Rows from a dataset:
---

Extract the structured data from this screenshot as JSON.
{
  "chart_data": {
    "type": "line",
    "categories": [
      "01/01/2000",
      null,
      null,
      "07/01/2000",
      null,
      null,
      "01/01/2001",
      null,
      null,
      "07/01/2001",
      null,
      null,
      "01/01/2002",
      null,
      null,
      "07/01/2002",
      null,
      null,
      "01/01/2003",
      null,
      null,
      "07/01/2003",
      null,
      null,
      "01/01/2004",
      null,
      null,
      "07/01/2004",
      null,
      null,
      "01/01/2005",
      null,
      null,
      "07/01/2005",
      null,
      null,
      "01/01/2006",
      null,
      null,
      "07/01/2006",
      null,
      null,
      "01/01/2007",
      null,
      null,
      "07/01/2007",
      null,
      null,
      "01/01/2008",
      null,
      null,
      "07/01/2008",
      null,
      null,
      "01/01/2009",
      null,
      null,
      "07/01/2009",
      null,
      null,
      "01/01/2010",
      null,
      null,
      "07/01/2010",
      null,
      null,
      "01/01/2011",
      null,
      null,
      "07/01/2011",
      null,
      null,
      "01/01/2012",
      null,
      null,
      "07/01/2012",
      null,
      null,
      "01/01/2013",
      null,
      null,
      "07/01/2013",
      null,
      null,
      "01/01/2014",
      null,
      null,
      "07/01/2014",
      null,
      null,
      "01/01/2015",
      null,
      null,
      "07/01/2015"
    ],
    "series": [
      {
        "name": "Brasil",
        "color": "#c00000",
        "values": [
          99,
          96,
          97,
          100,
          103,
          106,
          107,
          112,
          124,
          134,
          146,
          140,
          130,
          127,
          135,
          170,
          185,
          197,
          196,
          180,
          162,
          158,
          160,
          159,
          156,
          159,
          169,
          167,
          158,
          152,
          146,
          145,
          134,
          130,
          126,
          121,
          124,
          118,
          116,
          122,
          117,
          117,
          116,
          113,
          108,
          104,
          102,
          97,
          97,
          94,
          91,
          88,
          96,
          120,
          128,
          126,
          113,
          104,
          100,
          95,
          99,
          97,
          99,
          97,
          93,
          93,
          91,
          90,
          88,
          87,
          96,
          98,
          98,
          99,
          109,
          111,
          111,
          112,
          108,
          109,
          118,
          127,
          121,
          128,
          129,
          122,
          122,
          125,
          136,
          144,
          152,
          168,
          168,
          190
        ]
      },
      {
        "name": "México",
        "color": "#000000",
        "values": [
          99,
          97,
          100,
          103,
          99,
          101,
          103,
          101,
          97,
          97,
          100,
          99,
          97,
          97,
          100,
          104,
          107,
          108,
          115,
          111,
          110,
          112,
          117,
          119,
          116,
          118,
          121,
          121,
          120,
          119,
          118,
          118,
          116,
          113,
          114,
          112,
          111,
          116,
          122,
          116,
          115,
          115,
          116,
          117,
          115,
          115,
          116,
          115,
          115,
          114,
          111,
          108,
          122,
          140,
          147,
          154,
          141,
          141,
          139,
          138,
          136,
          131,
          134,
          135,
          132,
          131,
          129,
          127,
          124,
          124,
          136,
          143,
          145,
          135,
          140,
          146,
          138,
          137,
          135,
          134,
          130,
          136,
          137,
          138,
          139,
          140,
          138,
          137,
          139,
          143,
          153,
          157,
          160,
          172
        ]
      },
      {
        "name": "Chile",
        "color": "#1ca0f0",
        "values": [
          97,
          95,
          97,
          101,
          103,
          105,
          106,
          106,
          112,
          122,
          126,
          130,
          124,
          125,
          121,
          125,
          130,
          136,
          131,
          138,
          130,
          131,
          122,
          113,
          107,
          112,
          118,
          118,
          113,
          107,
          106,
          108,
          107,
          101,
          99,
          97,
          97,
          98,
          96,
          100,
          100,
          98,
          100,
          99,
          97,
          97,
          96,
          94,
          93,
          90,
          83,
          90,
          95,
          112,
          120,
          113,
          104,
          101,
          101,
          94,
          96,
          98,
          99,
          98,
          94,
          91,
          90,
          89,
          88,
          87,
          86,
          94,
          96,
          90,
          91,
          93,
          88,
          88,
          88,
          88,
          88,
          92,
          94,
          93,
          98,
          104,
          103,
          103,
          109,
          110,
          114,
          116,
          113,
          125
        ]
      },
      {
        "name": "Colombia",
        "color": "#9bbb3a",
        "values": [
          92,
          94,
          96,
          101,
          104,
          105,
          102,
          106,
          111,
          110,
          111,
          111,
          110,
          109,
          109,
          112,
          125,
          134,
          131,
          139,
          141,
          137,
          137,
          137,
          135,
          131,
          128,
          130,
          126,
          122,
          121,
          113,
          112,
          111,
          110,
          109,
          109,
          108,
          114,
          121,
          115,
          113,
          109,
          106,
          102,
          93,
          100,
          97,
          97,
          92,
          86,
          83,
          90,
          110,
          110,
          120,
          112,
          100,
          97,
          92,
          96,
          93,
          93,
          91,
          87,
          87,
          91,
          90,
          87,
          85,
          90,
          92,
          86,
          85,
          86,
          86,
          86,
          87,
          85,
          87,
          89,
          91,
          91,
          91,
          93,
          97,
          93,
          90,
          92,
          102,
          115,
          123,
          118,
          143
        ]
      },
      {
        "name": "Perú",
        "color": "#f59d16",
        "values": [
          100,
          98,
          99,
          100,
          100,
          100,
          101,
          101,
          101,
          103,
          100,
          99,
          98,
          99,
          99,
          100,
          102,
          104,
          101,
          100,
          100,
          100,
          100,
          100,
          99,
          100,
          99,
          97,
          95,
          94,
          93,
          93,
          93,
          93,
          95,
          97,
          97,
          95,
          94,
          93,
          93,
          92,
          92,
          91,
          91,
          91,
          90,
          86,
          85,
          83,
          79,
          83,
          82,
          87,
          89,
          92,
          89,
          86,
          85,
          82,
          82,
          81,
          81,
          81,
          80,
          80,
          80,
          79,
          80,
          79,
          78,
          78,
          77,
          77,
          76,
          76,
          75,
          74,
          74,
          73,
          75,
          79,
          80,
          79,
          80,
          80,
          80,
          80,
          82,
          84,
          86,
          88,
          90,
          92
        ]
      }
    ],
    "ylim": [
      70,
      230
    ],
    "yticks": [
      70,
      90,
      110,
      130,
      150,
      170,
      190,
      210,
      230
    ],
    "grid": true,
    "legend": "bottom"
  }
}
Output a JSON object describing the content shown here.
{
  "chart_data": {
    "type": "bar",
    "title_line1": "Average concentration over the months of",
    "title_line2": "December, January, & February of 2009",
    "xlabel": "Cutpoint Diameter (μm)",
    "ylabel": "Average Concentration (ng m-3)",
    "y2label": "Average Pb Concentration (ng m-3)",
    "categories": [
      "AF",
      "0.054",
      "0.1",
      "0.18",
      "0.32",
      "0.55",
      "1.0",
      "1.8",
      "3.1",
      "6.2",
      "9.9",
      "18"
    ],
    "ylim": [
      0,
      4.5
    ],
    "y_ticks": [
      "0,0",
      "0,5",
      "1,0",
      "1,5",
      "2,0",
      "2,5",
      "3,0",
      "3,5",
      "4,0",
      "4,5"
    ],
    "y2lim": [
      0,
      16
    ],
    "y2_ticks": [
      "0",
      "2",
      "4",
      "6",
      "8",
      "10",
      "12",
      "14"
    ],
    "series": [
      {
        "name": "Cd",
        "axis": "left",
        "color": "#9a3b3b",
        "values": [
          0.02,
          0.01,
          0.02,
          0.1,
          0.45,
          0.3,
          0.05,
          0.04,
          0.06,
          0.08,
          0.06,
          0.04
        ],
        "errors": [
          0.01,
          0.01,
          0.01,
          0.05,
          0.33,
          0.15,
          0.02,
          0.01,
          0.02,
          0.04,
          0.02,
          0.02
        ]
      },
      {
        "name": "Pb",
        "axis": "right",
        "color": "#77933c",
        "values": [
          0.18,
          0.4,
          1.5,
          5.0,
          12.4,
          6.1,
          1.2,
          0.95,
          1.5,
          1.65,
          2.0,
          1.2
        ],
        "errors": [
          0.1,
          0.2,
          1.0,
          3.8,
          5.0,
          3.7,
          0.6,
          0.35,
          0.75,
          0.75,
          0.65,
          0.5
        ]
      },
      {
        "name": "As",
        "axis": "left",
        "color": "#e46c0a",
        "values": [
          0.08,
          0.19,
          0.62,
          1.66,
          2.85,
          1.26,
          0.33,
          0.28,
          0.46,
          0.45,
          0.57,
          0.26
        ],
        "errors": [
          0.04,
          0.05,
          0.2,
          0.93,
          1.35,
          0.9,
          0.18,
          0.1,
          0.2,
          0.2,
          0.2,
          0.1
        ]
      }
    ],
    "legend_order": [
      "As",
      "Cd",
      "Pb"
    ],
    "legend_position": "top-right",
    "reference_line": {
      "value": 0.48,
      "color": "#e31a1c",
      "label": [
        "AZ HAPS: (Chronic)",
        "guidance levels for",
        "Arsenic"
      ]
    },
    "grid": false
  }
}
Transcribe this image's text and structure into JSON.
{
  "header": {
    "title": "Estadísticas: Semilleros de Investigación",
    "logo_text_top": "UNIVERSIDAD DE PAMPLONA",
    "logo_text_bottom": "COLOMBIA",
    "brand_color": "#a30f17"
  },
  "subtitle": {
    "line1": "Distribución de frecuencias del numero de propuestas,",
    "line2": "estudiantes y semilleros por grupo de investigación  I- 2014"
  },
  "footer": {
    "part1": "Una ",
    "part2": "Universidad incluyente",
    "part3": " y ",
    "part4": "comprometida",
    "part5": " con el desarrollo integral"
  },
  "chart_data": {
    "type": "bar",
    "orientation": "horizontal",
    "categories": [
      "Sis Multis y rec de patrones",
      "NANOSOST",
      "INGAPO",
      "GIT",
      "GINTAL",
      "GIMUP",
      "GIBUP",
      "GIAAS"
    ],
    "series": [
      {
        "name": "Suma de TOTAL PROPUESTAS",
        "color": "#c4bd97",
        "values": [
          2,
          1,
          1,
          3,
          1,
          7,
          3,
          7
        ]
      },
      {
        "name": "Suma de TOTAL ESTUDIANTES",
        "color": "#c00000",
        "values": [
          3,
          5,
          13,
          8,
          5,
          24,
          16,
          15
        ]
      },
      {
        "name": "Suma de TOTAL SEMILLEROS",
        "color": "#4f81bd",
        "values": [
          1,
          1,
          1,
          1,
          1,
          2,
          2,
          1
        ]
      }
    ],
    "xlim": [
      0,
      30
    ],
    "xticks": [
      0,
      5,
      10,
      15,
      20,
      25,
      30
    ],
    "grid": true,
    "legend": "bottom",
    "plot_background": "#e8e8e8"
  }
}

---

▶ **What needs to be done**
Copy all lines from the listing that contain "name".

▶ **Solution to this problem**
        "name": "Brasil",
        "name": "México",
        "name": "Chile",
        "name": "Colombia",
        "name": "Perú",
        "name": "Cd",
        "name": "Pb",
        "name": "As",
        "name": "Suma de TOTAL PROPUESTAS",
        "name": "Suma de TOTAL ESTUDIANTES",
        "name": "Suma de TOTAL SEMILLEROS",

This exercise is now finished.